**Problem to work on:** Each line of the entries below that holds "Indikatorn" is needed, copied in full.

**Data for the task:**
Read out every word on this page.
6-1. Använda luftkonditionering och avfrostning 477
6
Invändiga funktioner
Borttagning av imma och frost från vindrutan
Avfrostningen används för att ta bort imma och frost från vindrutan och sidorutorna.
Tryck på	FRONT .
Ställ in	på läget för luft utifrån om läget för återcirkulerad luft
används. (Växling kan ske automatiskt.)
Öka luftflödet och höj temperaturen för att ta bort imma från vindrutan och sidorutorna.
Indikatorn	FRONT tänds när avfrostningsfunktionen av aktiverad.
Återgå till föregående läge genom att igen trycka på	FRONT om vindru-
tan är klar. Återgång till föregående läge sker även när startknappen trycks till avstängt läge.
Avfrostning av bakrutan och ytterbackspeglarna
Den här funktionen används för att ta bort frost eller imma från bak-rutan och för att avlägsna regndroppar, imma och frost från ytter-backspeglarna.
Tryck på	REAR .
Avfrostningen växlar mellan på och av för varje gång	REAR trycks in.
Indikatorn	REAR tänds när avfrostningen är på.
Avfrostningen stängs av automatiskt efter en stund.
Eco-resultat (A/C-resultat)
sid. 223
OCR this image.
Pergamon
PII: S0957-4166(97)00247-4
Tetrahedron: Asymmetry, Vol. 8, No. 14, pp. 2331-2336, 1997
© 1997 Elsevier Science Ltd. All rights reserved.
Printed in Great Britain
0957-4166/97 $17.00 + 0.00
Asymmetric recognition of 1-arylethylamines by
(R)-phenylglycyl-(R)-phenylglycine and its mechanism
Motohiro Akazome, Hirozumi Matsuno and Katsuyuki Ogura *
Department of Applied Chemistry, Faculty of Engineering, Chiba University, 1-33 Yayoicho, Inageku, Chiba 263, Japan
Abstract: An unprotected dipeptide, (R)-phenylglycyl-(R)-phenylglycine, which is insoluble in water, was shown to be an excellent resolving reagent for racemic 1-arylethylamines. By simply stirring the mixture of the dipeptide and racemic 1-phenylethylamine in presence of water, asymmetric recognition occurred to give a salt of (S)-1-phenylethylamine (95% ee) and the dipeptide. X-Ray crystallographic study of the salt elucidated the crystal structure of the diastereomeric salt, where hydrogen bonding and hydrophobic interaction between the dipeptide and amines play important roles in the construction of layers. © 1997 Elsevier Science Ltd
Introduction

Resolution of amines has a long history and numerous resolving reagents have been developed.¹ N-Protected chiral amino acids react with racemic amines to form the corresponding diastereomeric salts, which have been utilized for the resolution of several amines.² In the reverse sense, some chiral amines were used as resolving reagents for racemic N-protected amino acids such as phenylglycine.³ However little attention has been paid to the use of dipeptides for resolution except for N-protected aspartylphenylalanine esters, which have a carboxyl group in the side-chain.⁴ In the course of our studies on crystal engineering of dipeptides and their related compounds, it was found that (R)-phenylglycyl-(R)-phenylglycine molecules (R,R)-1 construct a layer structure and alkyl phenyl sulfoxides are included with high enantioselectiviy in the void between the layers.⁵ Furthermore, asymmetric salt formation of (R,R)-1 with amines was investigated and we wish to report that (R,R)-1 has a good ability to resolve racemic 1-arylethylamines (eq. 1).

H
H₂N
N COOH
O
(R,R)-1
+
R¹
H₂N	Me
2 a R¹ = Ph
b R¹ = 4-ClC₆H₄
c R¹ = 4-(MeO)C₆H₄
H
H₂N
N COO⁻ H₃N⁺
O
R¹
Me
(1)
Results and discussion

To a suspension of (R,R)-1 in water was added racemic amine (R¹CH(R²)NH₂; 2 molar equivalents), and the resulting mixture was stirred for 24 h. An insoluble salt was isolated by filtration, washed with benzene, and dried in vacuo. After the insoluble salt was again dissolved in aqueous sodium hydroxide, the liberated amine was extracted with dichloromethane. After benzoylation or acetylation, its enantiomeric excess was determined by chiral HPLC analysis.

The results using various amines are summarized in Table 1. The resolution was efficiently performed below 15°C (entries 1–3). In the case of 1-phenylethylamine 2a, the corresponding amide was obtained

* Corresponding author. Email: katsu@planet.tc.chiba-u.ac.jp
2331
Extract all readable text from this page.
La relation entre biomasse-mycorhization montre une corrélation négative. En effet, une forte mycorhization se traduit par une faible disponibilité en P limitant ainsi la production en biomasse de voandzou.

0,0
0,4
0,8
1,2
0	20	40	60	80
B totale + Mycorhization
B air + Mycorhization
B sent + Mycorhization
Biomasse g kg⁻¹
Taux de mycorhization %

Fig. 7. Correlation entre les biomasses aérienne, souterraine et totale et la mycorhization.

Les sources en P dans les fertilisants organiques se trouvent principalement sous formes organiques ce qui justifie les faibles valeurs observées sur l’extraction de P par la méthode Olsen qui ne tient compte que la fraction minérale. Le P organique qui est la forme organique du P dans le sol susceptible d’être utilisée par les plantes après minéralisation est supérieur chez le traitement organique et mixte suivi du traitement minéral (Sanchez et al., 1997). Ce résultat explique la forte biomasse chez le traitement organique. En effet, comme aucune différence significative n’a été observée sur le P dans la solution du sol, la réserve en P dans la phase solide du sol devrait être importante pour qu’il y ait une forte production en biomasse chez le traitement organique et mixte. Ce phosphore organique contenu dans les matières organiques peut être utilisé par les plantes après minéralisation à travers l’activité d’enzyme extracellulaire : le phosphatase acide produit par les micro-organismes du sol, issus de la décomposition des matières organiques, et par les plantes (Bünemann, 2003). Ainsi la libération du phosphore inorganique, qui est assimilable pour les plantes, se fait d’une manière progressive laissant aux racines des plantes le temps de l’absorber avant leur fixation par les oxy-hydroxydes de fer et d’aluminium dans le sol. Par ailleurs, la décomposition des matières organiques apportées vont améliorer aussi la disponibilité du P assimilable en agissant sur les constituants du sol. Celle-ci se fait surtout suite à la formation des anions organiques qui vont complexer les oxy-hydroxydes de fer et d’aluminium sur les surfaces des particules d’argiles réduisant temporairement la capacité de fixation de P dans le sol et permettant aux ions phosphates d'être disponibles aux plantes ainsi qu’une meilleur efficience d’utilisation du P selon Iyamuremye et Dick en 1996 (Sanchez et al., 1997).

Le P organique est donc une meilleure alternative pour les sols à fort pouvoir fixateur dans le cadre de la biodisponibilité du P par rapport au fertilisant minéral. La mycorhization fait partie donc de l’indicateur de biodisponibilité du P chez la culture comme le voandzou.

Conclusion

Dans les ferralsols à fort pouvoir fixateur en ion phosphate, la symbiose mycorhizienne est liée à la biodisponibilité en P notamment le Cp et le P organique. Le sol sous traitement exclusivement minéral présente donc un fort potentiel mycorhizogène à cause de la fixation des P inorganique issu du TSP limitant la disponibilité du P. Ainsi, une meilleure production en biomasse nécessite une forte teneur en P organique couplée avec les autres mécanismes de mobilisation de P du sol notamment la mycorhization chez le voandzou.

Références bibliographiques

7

**Answer space:**
Indikatorn	FRONT tänds när avfrostningsfunktionen av aktiverad.
Indikatorn	REAR tänds när avfrostningen är på.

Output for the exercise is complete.